The apoptotic effect of 1's-1'-acetoxychavicol acetate from Alpinia conchigera on human cancer cells

Abstract

1'-(S)-1'-Acetoxychavicol acetate (ACA) isolated from the Malaysian ethno-medicinal plant Alpinia conchigera Griff. was investigated for its potential as an anticancer drug. In this communication, we describe the cytotoxic and apoptotic properties of ACA on five human tumour cell lines. Data from MTT cell viability assays indicated that ACA induced both time- and dose-dependent cytotoxicity on all tumour cell lines tested and had no adverse cytotoxic effects on normal cells. Total mortality of the entire tumour cell population was achieved within 30 hrs when treated with ACA at 40.0 µM concentration. Flow cytometric analysis for annexin-V and PI dual staining demonstrated that cell death occurred via apoptosis, followed by secondary necrosis. The apoptotic effects of ACA were confirmed via the DNA fragmentation assay, in which consistent laddering of genomic DNA was observed for all tumour cell lines after a 24 hrs post-treatment period at the IC(50) concentration of ACA. A cell cycle analysis using PI staining also demonstrated that ACA induced cell cycle arrest at the G(0)/G(1) phase, corresponding to oral tumour cell lines. In conclusion, ACA exhibits enormous potential for future development as a chemotherapeutic drug against various malignancies.

Figure 1

Chemical structure of 1’S-1’-acetoxychavicol acetate.

Figure 2

Chromatogram of 1’S-1’-acetoxychavicol acetate at 254 nm.

Figure 3

The cytotoxic effects of ACA on tumour cell lines assessed using the MTT cell viability assay. (A) Comparison of total viable cell count between various tumour cell lines after treatment with ACA at different concentrations (0–80.0 μM) at 12 hrs post-treatment time. (B) Comparison of total viable cell count between various tumor cell lines after treatment with 40.0 μM ACA for 30 hrs. All experiments were plotted as mean values (n = 3).

Figure 4

Cell cycle distribution of cancer cell lines using flow cytometry after staining with PI. (A) HSC-2 cells treated with ACA; (B) HSC-4 cells treated with ACA. M1: Sub-G₁ phase; M2:G₀/G₁ phase; M3:S phase; M4:G₂/M phase. All experiments are a representative of 10,000 cells and the percentage of cells in all cell cycle phases are indicated.

Figure 5

Detection of apoptosis using flow cytometry after annexin V-FITC/ propidium iodide (PI) staining indicating that ACA potentiates apoptosis-mediated cell death after 12 hrs and 24 hrs of exposure. (A) HSC-2 cells treated with ACA; (B) HSC-4 cells treated with ACA. Viable cells are in the lower left quadrant, early apoptotic cells are in the lower right quadrant, late apoptotic cells are in the upper right quadrant and non-viable necrotic cells are in the upper left quadrant. Dot plots are a representative of 10,000 cells from a single replicate.

Figure 6

Confirmation of apoptosis using the DNA fragmentation assay. Cells were both untreated and treated with ACA for 12 hrs and 24 hrs to observe its effects on DNA laddering (M: 100 bp DNA Size Marker).

Entries drawn from a collection:
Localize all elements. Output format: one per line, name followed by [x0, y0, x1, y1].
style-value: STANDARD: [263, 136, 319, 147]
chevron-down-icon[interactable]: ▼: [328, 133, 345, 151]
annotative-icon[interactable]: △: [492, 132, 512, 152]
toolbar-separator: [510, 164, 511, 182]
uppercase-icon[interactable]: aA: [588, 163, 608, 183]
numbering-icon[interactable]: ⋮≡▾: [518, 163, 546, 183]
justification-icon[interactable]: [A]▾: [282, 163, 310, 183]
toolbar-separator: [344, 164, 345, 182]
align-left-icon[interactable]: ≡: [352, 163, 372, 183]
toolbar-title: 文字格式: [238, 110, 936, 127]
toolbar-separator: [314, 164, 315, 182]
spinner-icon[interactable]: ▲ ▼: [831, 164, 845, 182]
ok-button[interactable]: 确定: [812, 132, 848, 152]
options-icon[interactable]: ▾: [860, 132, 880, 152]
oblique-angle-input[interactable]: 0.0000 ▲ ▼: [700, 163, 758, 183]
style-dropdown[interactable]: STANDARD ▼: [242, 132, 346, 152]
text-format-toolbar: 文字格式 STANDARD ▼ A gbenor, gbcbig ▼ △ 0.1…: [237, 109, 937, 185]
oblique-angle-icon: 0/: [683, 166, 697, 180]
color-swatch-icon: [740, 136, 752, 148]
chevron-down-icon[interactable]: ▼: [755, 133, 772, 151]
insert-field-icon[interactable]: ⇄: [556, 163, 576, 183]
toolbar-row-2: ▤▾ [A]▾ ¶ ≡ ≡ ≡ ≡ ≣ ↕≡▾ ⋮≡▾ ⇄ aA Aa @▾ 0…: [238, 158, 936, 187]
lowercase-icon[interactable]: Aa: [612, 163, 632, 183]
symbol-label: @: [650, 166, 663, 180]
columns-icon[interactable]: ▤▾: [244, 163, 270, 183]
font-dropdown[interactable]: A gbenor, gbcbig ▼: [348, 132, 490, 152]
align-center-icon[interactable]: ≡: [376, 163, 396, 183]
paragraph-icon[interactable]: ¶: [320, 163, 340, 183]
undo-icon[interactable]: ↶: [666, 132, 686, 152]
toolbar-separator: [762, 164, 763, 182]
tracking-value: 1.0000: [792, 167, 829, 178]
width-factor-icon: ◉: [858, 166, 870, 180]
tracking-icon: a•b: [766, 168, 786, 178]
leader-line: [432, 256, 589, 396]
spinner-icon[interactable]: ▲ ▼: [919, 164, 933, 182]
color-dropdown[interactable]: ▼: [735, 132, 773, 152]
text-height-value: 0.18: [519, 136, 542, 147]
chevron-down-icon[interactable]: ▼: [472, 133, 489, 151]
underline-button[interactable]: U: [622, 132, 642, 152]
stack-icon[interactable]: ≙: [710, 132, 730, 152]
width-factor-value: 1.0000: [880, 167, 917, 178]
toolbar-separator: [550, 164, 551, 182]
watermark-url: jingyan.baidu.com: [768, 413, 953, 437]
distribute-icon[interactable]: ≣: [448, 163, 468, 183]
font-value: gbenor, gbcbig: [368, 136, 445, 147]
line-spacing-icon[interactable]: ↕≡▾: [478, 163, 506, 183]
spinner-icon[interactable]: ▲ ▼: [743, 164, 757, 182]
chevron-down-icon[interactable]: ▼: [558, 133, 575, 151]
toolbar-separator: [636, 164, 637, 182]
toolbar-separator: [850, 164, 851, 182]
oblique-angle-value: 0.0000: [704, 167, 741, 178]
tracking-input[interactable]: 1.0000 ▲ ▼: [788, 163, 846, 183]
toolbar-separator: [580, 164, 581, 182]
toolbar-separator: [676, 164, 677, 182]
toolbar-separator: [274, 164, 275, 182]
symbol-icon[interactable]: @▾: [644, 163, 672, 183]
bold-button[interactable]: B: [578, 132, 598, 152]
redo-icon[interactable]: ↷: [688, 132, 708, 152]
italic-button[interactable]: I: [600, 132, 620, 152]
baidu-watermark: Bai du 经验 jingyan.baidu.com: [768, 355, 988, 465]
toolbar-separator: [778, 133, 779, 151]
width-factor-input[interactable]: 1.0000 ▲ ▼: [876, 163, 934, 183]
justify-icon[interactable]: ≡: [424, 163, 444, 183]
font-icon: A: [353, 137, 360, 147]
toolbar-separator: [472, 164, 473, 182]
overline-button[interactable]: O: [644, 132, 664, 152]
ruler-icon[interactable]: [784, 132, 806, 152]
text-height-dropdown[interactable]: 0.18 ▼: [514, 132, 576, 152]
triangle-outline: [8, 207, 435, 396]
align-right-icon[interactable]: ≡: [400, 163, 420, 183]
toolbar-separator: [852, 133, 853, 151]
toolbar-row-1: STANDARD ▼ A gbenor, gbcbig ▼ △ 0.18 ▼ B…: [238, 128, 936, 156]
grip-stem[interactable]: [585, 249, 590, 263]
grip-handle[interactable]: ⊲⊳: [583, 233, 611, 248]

What the task asks: Rewrite the ACA apoptosis text starting at "Detection of apoptosis" and ending at "a single replicate.", putting "Scatter plots" in place of "Dot plots".

Exercise output:
Detection of apoptosis using flow cytometry after annexin V-FITC/ propidium iodide (PI) staining indicating that ACA potentiates apoptosis-mediated cell death after 12 hrs and 24 hrs of exposure. (A) HSC-2 cells treated with ACA; (B) HSC-4 cells treated with ACA. Viable cells are in the lower left quadrant, early apoptotic cells are in the lower right quadrant, late apoptotic cells are in the upper right quadrant and non-viable necrotic cells are in the upper left quadrant. Scatter plots are a representative of 10,000 cells from a single replicate.